* **The request**
Copy out every line in which the string "structure" occurs.

* **Material supplied**
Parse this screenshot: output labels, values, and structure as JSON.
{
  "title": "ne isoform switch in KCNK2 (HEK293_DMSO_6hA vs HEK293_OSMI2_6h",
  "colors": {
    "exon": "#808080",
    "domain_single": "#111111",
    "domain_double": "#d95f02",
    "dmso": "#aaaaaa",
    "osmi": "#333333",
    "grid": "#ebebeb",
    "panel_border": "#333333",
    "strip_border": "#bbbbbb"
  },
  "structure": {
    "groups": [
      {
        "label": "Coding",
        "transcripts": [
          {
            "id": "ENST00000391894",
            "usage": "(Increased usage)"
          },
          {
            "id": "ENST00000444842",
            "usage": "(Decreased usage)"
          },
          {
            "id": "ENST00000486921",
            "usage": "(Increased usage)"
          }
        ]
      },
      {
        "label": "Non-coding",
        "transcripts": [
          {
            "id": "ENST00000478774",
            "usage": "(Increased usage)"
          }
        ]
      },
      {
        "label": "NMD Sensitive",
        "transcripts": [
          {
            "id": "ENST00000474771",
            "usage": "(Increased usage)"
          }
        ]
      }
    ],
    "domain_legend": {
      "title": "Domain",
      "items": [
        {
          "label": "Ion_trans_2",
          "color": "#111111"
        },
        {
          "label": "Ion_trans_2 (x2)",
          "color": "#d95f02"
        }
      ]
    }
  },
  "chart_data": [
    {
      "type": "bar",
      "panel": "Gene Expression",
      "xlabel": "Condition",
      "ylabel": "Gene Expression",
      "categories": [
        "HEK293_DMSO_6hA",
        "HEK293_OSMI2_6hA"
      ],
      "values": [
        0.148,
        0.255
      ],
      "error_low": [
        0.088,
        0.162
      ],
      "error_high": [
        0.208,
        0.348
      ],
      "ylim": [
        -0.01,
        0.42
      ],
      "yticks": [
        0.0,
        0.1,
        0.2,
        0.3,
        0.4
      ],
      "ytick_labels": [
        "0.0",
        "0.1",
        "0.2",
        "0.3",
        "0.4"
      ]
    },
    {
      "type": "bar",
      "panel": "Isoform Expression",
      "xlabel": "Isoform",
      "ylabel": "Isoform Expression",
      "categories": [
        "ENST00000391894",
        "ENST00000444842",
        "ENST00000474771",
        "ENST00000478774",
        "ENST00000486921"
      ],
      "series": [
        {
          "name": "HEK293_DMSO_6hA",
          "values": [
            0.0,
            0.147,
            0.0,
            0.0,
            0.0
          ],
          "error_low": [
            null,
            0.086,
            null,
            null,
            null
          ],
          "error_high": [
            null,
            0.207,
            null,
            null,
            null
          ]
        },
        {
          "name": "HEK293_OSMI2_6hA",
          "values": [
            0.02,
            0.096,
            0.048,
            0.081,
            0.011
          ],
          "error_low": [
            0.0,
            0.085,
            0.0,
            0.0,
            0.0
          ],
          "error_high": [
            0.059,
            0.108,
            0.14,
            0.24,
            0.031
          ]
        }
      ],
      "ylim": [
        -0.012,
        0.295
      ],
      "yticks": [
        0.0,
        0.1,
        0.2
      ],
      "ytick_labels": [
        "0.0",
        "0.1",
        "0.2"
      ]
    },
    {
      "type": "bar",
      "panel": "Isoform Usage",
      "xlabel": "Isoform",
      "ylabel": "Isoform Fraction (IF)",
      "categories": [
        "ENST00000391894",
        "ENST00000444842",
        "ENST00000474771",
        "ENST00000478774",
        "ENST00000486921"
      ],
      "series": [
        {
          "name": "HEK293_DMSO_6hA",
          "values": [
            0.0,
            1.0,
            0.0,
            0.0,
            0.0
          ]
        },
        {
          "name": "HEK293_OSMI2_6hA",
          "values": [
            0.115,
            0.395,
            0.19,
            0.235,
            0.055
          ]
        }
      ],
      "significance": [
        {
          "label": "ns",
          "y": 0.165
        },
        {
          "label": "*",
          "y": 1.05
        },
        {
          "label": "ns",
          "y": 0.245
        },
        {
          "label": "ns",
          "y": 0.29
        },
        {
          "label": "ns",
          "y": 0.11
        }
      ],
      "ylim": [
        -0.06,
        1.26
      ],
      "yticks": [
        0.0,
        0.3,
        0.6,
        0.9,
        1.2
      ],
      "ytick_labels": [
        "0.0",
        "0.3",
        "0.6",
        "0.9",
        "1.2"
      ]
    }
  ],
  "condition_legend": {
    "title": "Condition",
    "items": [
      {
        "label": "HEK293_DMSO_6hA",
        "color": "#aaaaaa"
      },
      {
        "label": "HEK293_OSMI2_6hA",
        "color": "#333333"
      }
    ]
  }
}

* **Exercise answer**
Parse this screenshot: output labels, values, and structure as JSON.
  "structure": {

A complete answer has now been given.